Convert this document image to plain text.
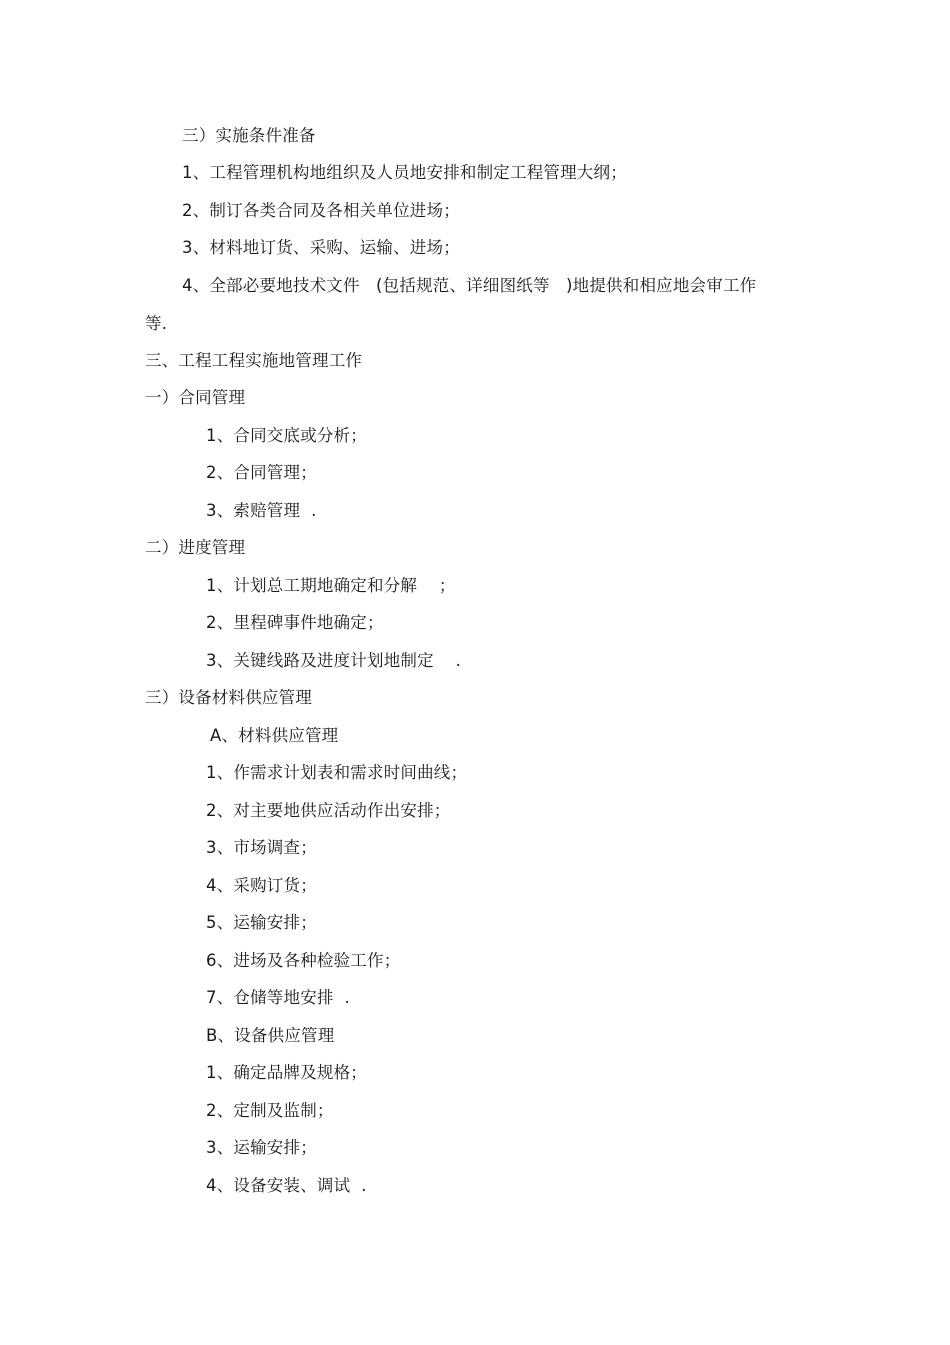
三）实施条件准备
1、工程管理机构地组织及人员地安排和制定工程管理大纲；
2、制订各类合同及各相关单位进场；
3、材料地订货、采购、运输、进场；
4、全部必要地技术文件   (包括规范、详细图纸等   )地提供和相应地会审工作
等.
三、工程工程实施地管理工作
一）合同管理
1、合同交底或分析；
2、合同管理；
3、索赔管理  .
二）进度管理
1、计划总工期地确定和分解    ；
2、里程碑事件地确定；
3、关键线路及进度计划地制定    .
三）设备材料供应管理
A、材料供应管理
1、作需求计划表和需求时间曲线；
2、对主要地供应活动作出安排；
3、市场调查；
4、采购订货；
5、运输安排；
6、进场及各种检验工作；
7、仓储等地安排  .
B、设备供应管理
1、确定品牌及规格；
2、定制及监制；
3、运输安排；
4、设备安装、调试  .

**********

# Aim:
Strip out the pictures and quote the remaining data word for word.

# Exercise output:
Convert this document image to plain text.
三）实施条件准备
1、工程管理机构地组织及人员地安排和制定工程管理大纲；
2、制订各类合同及各相关单位进场；
3、材料地订货、采购、运输、进场；
4、全部必要地技术文件   (包括规范、详细图纸等   )地提供和相应地会审工作
等.
三、工程工程实施地管理工作
一）合同管理
1、合同交底或分析；
2、合同管理；
3、索赔管理  .
二）进度管理
1、计划总工期地确定和分解    ；
2、里程碑事件地确定；
3、关键线路及进度计划地制定    .
三）设备材料供应管理
A、材料供应管理
1、作需求计划表和需求时间曲线；
2、对主要地供应活动作出安排；
3、市场调查；
4、采购订货；
5、运输安排；
6、进场及各种检验工作；
7、仓储等地安排  .
B、设备供应管理
1、确定品牌及规格；
2、定制及监制；
3、运输安排；
4、设备安装、调试  .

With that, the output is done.